* _Aim of the exercise_
Count every line in the data below where "color" occurs, then state that number and nothing more.

Entries from a dataset
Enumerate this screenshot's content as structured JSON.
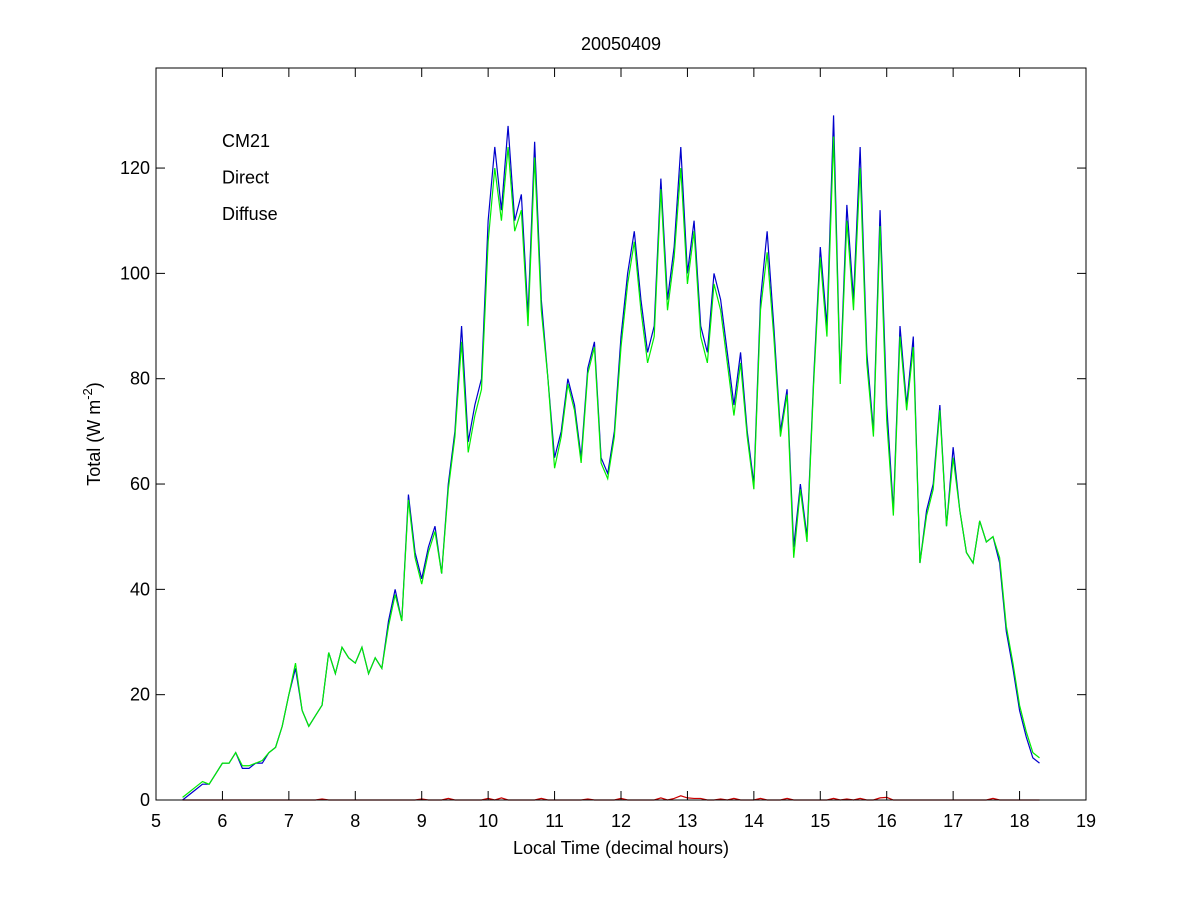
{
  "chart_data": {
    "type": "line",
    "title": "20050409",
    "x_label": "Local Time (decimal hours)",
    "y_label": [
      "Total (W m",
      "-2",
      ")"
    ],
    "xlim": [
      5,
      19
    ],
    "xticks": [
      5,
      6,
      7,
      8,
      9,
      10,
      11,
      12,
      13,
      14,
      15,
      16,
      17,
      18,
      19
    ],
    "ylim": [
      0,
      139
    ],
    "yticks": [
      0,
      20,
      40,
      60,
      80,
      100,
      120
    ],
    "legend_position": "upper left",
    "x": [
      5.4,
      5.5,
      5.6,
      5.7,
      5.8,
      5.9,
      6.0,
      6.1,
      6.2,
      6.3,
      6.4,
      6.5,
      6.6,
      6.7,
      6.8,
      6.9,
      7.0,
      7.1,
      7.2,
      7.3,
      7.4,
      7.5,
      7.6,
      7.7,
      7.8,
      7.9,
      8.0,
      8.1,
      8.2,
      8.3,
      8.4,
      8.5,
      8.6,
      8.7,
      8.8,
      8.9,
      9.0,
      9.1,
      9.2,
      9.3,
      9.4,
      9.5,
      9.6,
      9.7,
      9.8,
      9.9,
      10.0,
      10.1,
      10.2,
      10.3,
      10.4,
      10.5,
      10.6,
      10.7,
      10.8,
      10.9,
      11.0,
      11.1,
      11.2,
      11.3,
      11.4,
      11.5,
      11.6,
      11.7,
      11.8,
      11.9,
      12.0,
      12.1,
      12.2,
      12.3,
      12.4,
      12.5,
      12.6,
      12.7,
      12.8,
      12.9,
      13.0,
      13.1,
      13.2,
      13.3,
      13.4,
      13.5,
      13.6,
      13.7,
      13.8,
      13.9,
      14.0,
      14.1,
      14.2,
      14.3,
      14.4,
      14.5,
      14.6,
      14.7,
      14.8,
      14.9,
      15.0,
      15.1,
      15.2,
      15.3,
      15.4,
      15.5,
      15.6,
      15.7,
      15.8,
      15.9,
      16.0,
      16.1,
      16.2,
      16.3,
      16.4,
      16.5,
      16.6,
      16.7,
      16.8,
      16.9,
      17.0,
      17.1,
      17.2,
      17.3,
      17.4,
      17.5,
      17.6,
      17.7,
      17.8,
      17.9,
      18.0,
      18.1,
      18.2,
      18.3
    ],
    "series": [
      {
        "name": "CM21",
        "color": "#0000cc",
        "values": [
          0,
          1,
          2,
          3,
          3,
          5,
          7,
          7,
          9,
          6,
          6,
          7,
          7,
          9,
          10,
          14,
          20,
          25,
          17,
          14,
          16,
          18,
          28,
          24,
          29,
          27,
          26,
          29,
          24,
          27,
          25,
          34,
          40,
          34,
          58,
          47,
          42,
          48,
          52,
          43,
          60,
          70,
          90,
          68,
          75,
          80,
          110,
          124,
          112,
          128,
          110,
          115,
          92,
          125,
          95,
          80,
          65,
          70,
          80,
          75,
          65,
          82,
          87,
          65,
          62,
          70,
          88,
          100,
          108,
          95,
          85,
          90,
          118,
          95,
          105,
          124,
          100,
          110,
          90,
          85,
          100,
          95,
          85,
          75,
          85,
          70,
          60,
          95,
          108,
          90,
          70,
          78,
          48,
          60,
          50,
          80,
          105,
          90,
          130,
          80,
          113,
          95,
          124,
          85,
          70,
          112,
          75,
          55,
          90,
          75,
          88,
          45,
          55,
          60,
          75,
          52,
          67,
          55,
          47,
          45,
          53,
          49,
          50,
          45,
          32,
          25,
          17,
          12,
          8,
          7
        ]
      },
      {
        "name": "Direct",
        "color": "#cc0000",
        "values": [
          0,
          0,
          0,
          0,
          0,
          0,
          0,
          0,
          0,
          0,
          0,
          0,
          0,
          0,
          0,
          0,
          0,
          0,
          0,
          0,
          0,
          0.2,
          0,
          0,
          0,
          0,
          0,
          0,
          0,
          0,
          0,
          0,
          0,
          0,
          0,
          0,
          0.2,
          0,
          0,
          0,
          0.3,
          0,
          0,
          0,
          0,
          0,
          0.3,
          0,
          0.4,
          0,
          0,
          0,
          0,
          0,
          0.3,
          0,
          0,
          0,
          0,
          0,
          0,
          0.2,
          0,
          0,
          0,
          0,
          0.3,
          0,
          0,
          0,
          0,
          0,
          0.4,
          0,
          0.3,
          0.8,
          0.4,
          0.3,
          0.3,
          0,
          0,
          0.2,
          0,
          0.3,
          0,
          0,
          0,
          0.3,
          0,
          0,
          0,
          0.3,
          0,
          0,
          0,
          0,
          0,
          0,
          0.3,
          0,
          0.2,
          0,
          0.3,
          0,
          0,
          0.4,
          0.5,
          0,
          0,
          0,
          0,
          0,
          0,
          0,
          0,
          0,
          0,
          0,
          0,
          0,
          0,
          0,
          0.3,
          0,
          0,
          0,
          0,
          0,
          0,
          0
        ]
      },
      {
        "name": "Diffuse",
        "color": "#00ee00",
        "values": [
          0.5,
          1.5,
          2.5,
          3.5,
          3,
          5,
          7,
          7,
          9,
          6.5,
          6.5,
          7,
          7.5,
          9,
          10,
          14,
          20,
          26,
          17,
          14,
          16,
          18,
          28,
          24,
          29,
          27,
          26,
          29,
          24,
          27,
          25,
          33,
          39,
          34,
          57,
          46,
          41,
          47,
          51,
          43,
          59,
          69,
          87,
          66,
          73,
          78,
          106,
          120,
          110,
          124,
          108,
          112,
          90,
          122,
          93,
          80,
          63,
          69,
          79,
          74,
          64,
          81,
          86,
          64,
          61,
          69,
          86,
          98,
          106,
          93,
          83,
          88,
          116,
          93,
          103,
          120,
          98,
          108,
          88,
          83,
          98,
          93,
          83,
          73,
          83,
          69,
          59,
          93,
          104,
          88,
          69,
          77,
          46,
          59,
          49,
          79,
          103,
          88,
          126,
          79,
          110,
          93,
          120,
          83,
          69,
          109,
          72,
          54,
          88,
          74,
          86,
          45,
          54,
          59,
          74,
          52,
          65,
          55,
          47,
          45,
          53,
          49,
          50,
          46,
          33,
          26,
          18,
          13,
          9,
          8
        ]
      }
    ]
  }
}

* _Result of this task_
3